━━━ MATERIAL FOR THE TASK ━━━

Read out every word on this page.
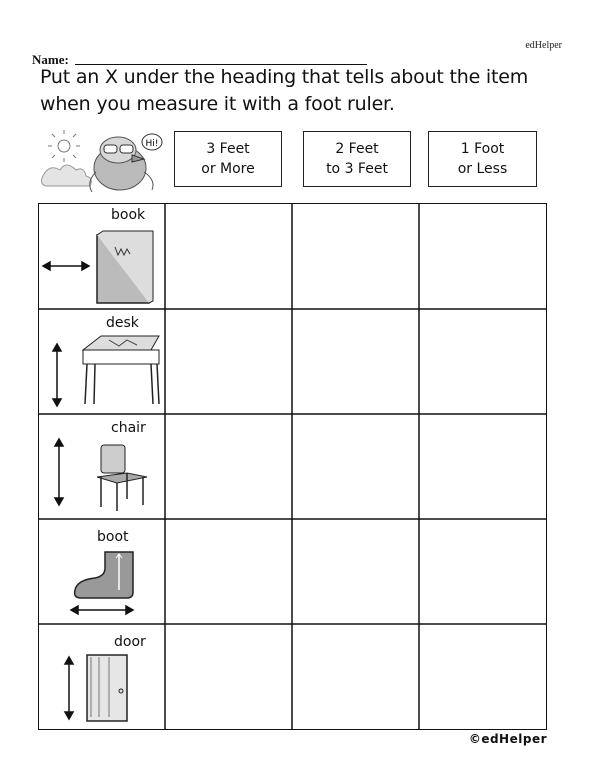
edHelper
Name:
Put an X under the heading that tells about the item when you measure it with a foot ruler.
Hi!	3 Feet
or More
2 Feet
to 3 Feet
1 Foot
or Less
book
desk
chair
boot
door
©edHelper
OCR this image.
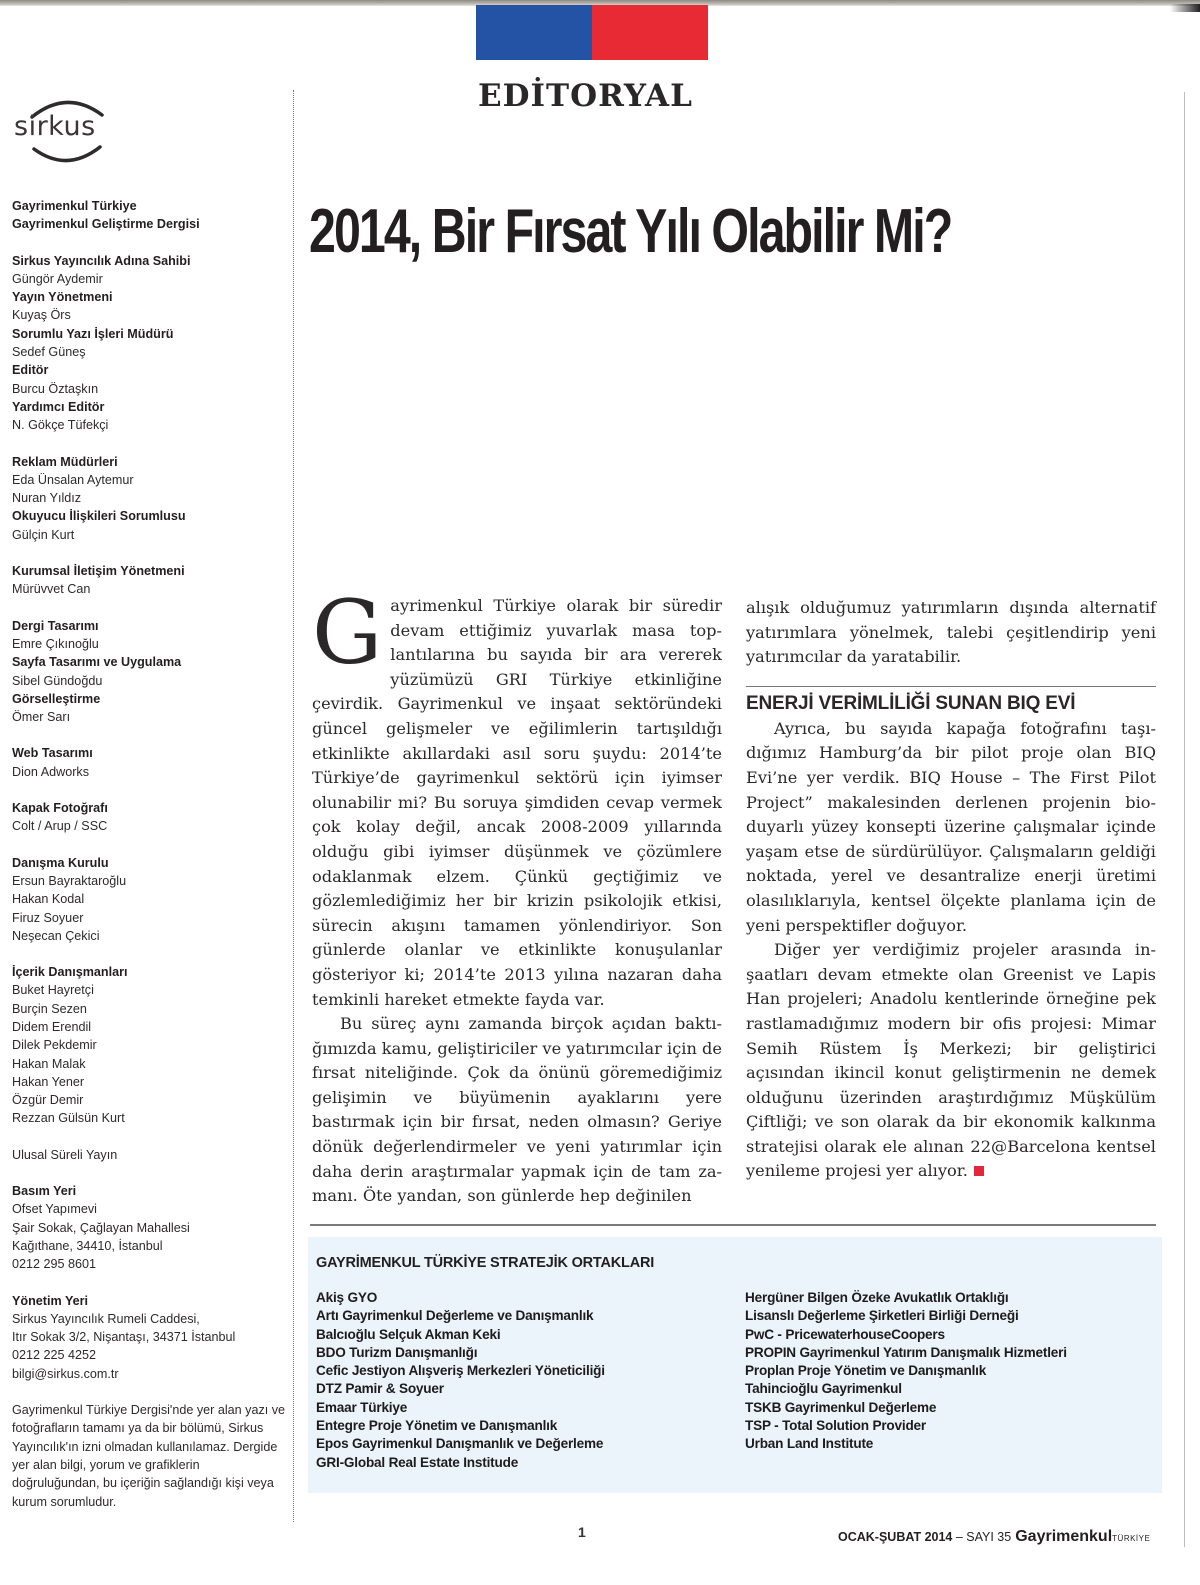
sirkus
Gayrimenkul Türkiye
Gayrimenkul Geliştirme Dergisi
Sirkus Yayıncılık Adına Sahibi
Güngör Aydemir
Yayın Yönetmeni
Kuyaş Örs
Sorumlu Yazı İşleri Müdürü
Sedef Güneş
Editör
Burcu Öztaşkın
Yardımcı Editör
N. Gökçe Tüfekçi
Reklam Müdürleri
Eda Ünsalan Aytemur
Nuran Yıldız
Okuyucu İlişkileri Sorumlusu
Gülçin Kurt
Kurumsal İletişim Yönetmeni
Mürüvvet Can
Dergi Tasarımı
Emre Çıkınoğlu
Sayfa Tasarımı ve Uygulama
Sibel Gündoğdu
Görselleştirme
Ömer Sarı
Web Tasarımı
Dion Adworks
Kapak Fotoğrafı
Colt / Arup / SSC
Danışma Kurulu
Ersun Bayraktaroğlu
Hakan Kodal
Firuz Soyuer
Neşecan Çekici
İçerik Danışmanları
Buket Hayretçi
Burçin Sezen
Didem Erendil
Dilek Pekdemir
Hakan Malak
Hakan Yener
Özgür Demir
Rezzan Gülsün Kurt
Ulusal Süreli Yayın
Basım Yeri
Ofset Yapımevi
Şair Sokak, Çağlayan Mahallesi
Kağıthane, 34410, İstanbul
0212 295 8601
Yönetim Yeri
Sirkus Yayıncılık Rumeli Caddesi,
Itır Sokak 3/2, Nişantaşı, 34371 İstanbul
0212 225 4252
bilgi@sirkus.com.tr
Gayrimenkul Türkiye Dergisi'nde yer alan yazı ve fotoğrafların tamamı ya da bir bölümü, Sirkus Yayıncılık'ın izni olmadan kullanılamaz. Dergide yer alan bilgi, yorum ve grafiklerin doğruluğundan, bu içeriğin sağlandığı kişi veya kurum sorumludur.
EDİTORYAL
2014, Bir Fırsat Yılı Olabilir Mi?

Gayrimenkul Türkiye olarak bir süredir devam ettiğimiz yuvarlak masa toplantılarına bu sayıda bir ara vererek yüzümüzü GRI Türkiye etkinliğine çevirdik. Gayrimenkul ve inşaat sektöründeki güncel gelişmeler ve eğilimlerin tartışıldığı etkinlikte akıllardaki asıl soru şuydu: 2014’te Türkiye’de gayrimenkul sektörü için iyimser olunabilir mi? Bu soruya şimdiden cevap vermek çok kolay değil, ancak 2008-2009 yıllarında olduğu gibi iyimser düşünmek ve çözümlere odaklanmak elzem. Çünkü geçtiğimiz ve gözlemlediğimiz her bir krizin psikolojik etkisi, sürecin akışını tamamen yönlendiriyor. Son günlerde olanlar ve etkinlikte konuşulanlar gösteriyor ki; 2014’te 2013 yılına nazaran daha temkinli hareket etmekte fayda var.

Bu süreç aynı zamanda birçok açıdan baktığımızda kamu, geliştiriciler ve yatırımcılar için de fırsat niteliğinde. Çok da önünü göremediğimiz gelişimin ve büyümenin ayaklarını yere bastırmak için bir fırsat, neden olmasın? Geriye dönük değerlendirmeler ve yeni yatırımlar için daha derin araştırmalar yapmak için de tam zamanı. Öte yandan, son günlerde hep değinilen

alışık olduğumuz yatırımların dışında alternatif yatırımlara yönelmek, talebi çeşitlendirip yeni yatırımcılar da yaratabilir.

ENERJİ VERİMLİLİĞİ SUNAN BIQ EVİ

Ayrıca, bu sayıda kapağa fotoğrafını taşıdığımız Hamburg’da bir pilot proje olan BIQ Evi’ne yer verdik. BIQ House – The First Pilot Project” makalesinden derlenen projenin bioduyarlı yüzey konsepti üzerine çalışmalar içinde yaşam etse de sürdürülüyor. Çalışmaların geldiği noktada, yerel ve desantralize enerji üretimi olasılıklarıyla, kentsel ölçekte planlama için de yeni perspektifler doğuyor.

Diğer yer verdiğimiz projeler arasında inşaatları devam etmekte olan Greenist ve Lapis Han projeleri; Anadolu kentlerinde örneğine pek rastlamadığımız modern bir ofis projesi: Mimar Semih Rüstem İş Merkezi; bir geliştirici açısından ikincil konut geliştirmenin ne demek olduğunu üzerinden araştırdığımız Müşkülüm Çiftliği; ve son olarak da bir ekonomik kalkınma stratejisi olarak ele alınan 22@Barcelona kentsel yenileme projesi yer alıyor.

GAYRİMENKUL TÜRKİYE STRATEJİK ORTAKLARI
Akiş GYO
Artı Gayrimenkul Değerleme ve Danışmanlık
Balcıoğlu Selçuk Akman Keki
BDO Turizm Danışmanlığı
Cefic Jestiyon Alışveriş Merkezleri Yöneticiliği
DTZ Pamir & Soyuer
Emaar Türkiye
Entegre Proje Yönetim ve Danışmanlık
Epos Gayrimenkul Danışmanlık ve Değerleme
GRI-Global Real Estate Institude
Hergüner Bilgen Özeke Avukatlık Ortaklığı
Lisanslı Değerleme Şirketleri Birliği Derneği
PwC - PricewaterhouseCoopers
PROPIN Gayrimenkul Yatırım Danışmalık Hizmetleri
Proplan Proje Yönetim ve Danışmanlık
Tahincioğlu Gayrimenkul
TSKB Gayrimenkul Değerleme
TSP - Total Solution Provider
Urban Land Institute
1	OCAK-ŞUBAT 2014 – SAYI 35 GayrimenkulTÜRKİYE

━━━

WHAT YOU ARE ASKED TO DO: Pictures are excluded; output everything else in the data verbatim.

THE ANSWER:
Read out every word on this page.
edHelper
Name:
Put an X under the heading that tells about the item when you measure it with a foot ruler.
Hi!	3 Feet
or More
2 Feet
to 3 Feet
1 Foot
or Less
book
desk
chair
boot
door
©edHelper
OCR this image.
sirkus
Gayrimenkul Türkiye
Gayrimenkul Geliştirme Dergisi
Sirkus Yayıncılık Adına Sahibi
Güngör Aydemir
Yayın Yönetmeni
Kuyaş Örs
Sorumlu Yazı İşleri Müdürü
Sedef Güneş
Editör
Burcu Öztaşkın
Yardımcı Editör
N. Gökçe Tüfekçi
Reklam Müdürleri
Eda Ünsalan Aytemur
Nuran Yıldız
Okuyucu İlişkileri Sorumlusu
Gülçin Kurt
Kurumsal İletişim Yönetmeni
Mürüvvet Can
Dergi Tasarımı
Emre Çıkınoğlu
Sayfa Tasarımı ve Uygulama
Sibel Gündoğdu
Görselleştirme
Ömer Sarı
Web Tasarımı
Dion Adworks
Kapak Fotoğrafı
Colt / Arup / SSC
Danışma Kurulu
Ersun Bayraktaroğlu
Hakan Kodal
Firuz Soyuer
Neşecan Çekici
İçerik Danışmanları
Buket Hayretçi
Burçin Sezen
Didem Erendil
Dilek Pekdemir
Hakan Malak
Hakan Yener
Özgür Demir
Rezzan Gülsün Kurt
Ulusal Süreli Yayın
Basım Yeri
Ofset Yapımevi
Şair Sokak, Çağlayan Mahallesi
Kağıthane, 34410, İstanbul
0212 295 8601
Yönetim Yeri
Sirkus Yayıncılık Rumeli Caddesi,
Itır Sokak 3/2, Nişantaşı, 34371 İstanbul
0212 225 4252
bilgi@sirkus.com.tr
Gayrimenkul Türkiye Dergisi'nde yer alan yazı ve fotoğrafların tamamı ya da bir bölümü, Sirkus Yayıncılık'ın izni olmadan kullanılamaz. Dergide yer alan bilgi, yorum ve grafiklerin doğruluğundan, bu içeriğin sağlandığı kişi veya kurum sorumludur.
EDİTORYAL
2014, Bir Fırsat Yılı Olabilir Mi?

Gayrimenkul Türkiye olarak bir süredir devam ettiğimiz yuvarlak masa toplantılarına bu sayıda bir ara vererek yüzümüzü GRI Türkiye etkinliğine çevirdik. Gayrimenkul ve inşaat sektöründeki güncel gelişmeler ve eğilimlerin tartışıldığı etkinlikte akıllardaki asıl soru şuydu: 2014’te Türkiye’de gayrimenkul sektörü için iyimser olunabilir mi? Bu soruya şimdiden cevap vermek çok kolay değil, ancak 2008-2009 yıllarında olduğu gibi iyimser düşünmek ve çözümlere odaklanmak elzem. Çünkü geçtiğimiz ve gözlemlediğimiz her bir krizin psikolojik etkisi, sürecin akışını tamamen yönlendiriyor. Son günlerde olanlar ve etkinlikte konuşulanlar gösteriyor ki; 2014’te 2013 yılına nazaran daha temkinli hareket etmekte fayda var.

Bu süreç aynı zamanda birçok açıdan baktığımızda kamu, geliştiriciler ve yatırımcılar için de fırsat niteliğinde. Çok da önünü göremediğimiz gelişimin ve büyümenin ayaklarını yere bastırmak için bir fırsat, neden olmasın? Geriye dönük değerlendirmeler ve yeni yatırımlar için daha derin araştırmalar yapmak için de tam zamanı. Öte yandan, son günlerde hep değinilen

alışık olduğumuz yatırımların dışında alternatif yatırımlara yönelmek, talebi çeşitlendirip yeni yatırımcılar da yaratabilir.

ENERJİ VERİMLİLİĞİ SUNAN BIQ EVİ

Ayrıca, bu sayıda kapağa fotoğrafını taşıdığımız Hamburg’da bir pilot proje olan BIQ Evi’ne yer verdik. BIQ House – The First Pilot Project” makalesinden derlenen projenin bioduyarlı yüzey konsepti üzerine çalışmalar içinde yaşam etse de sürdürülüyor. Çalışmaların geldiği noktada, yerel ve desantralize enerji üretimi olasılıklarıyla, kentsel ölçekte planlama için de yeni perspektifler doğuyor.

Diğer yer verdiğimiz projeler arasında inşaatları devam etmekte olan Greenist ve Lapis Han projeleri; Anadolu kentlerinde örneğine pek rastlamadığımız modern bir ofis projesi: Mimar Semih Rüstem İş Merkezi; bir geliştirici açısından ikincil konut geliştirmenin ne demek olduğunu üzerinden araştırdığımız Müşkülüm Çiftliği; ve son olarak da bir ekonomik kalkınma stratejisi olarak ele alınan 22@Barcelona kentsel yenileme projesi yer alıyor.

GAYRİMENKUL TÜRKİYE STRATEJİK ORTAKLARI
Akiş GYO
Artı Gayrimenkul Değerleme ve Danışmanlık
Balcıoğlu Selçuk Akman Keki
BDO Turizm Danışmanlığı
Cefic Jestiyon Alışveriş Merkezleri Yöneticiliği
DTZ Pamir & Soyuer
Emaar Türkiye
Entegre Proje Yönetim ve Danışmanlık
Epos Gayrimenkul Danışmanlık ve Değerleme
GRI-Global Real Estate Institude
Hergüner Bilgen Özeke Avukatlık Ortaklığı
Lisanslı Değerleme Şirketleri Birliği Derneği
PwC - PricewaterhouseCoopers
PROPIN Gayrimenkul Yatırım Danışmalık Hizmetleri
Proplan Proje Yönetim ve Danışmanlık
Tahincioğlu Gayrimenkul
TSKB Gayrimenkul Değerleme
TSP - Total Solution Provider
Urban Land Institute
1	OCAK-ŞUBAT 2014 – SAYI 35 GayrimenkulTÜRKİYE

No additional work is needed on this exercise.